-- begin EXTRACTED MATERIAL --

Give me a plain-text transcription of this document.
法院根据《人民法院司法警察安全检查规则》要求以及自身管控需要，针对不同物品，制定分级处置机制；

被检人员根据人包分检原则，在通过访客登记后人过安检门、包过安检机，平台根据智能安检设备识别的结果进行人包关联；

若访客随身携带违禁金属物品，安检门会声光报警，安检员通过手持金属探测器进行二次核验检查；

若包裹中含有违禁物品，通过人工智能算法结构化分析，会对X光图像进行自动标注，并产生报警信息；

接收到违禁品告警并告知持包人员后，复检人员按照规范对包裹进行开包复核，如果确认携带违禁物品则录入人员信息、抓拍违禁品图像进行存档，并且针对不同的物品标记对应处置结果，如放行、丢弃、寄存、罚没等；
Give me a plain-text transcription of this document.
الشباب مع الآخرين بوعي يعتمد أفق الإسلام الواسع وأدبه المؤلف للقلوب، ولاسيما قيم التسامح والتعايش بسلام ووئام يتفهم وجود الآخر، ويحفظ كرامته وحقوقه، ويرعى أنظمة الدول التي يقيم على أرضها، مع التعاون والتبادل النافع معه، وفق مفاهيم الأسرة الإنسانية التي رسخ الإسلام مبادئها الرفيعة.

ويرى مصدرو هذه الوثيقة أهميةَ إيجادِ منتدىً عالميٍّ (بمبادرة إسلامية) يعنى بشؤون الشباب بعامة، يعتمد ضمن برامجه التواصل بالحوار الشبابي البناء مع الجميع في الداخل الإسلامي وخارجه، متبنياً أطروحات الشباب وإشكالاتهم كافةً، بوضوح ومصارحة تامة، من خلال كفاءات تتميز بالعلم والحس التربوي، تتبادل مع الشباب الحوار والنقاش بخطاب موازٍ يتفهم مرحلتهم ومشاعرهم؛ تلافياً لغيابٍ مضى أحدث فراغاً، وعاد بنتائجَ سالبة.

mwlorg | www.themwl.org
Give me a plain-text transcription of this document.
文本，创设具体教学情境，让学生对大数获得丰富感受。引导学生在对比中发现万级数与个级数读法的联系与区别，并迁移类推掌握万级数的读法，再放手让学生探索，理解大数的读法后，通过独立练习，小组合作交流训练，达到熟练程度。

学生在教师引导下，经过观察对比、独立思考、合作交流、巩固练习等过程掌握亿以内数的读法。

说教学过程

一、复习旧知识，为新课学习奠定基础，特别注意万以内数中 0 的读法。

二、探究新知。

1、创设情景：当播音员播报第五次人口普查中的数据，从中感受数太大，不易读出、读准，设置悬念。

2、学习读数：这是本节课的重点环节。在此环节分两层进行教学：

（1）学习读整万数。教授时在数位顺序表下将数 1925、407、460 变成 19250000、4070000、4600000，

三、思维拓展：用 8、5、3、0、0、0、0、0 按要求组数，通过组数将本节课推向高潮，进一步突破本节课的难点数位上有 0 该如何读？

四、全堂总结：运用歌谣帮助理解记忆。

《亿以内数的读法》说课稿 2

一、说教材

-- end EXTRACTED MATERIAL --

◆ **WHAT YOU NEED TO DO**:
Output every record above exactly as it appears.

◆ **SOLUTION**:
Give me a plain-text transcription of this document.
法院根据《人民法院司法警察安全检查规则》要求以及自身管控需要，针对不同物品，制定分级处置机制；

被检人员根据人包分检原则，在通过访客登记后人过安检门、包过安检机，平台根据智能安检设备识别的结果进行人包关联；

若访客随身携带违禁金属物品，安检门会声光报警，安检员通过手持金属探测器进行二次核验检查；

若包裹中含有违禁物品，通过人工智能算法结构化分析，会对X光图像进行自动标注，并产生报警信息；

接收到违禁品告警并告知持包人员后，复检人员按照规范对包裹进行开包复核，如果确认携带违禁物品则录入人员信息、抓拍违禁品图像进行存档，并且针对不同的物品标记对应处置结果，如放行、丢弃、寄存、罚没等；
Give me a plain-text transcription of this document.
الشباب مع الآخرين بوعي يعتمد أفق الإسلام الواسع وأدبه المؤلف للقلوب، ولاسيما قيم التسامح والتعايش بسلام ووئام يتفهم وجود الآخر، ويحفظ كرامته وحقوقه، ويرعى أنظمة الدول التي يقيم على أرضها، مع التعاون والتبادل النافع معه، وفق مفاهيم الأسرة الإنسانية التي رسخ الإسلام مبادئها الرفيعة.

ويرى مصدرو هذه الوثيقة أهميةَ إيجادِ منتدىً عالميٍّ (بمبادرة إسلامية) يعنى بشؤون الشباب بعامة، يعتمد ضمن برامجه التواصل بالحوار الشبابي البناء مع الجميع في الداخل الإسلامي وخارجه، متبنياً أطروحات الشباب وإشكالاتهم كافةً، بوضوح ومصارحة تامة، من خلال كفاءات تتميز بالعلم والحس التربوي، تتبادل مع الشباب الحوار والنقاش بخطاب موازٍ يتفهم مرحلتهم ومشاعرهم؛ تلافياً لغيابٍ مضى أحدث فراغاً، وعاد بنتائجَ سالبة.

mwlorg | www.themwl.org
Give me a plain-text transcription of this document.
文本，创设具体教学情境，让学生对大数获得丰富感受。引导学生在对比中发现万级数与个级数读法的联系与区别，并迁移类推掌握万级数的读法，再放手让学生探索，理解大数的读法后，通过独立练习，小组合作交流训练，达到熟练程度。

学生在教师引导下，经过观察对比、独立思考、合作交流、巩固练习等过程掌握亿以内数的读法。

说教学过程

一、复习旧知识，为新课学习奠定基础，特别注意万以内数中 0 的读法。

二、探究新知。

1、创设情景：当播音员播报第五次人口普查中的数据，从中感受数太大，不易读出、读准，设置悬念。

2、学习读数：这是本节课的重点环节。在此环节分两层进行教学：

（1）学习读整万数。教授时在数位顺序表下将数 1925、407、460 变成 19250000、4070000、4600000，

三、思维拓展：用 8、5、3、0、0、0、0、0 按要求组数，通过组数将本节课推向高潮，进一步突破本节课的难点数位上有 0 该如何读？

四、全堂总结：运用歌谣帮助理解记忆。

《亿以内数的读法》说课稿 2

一、说教材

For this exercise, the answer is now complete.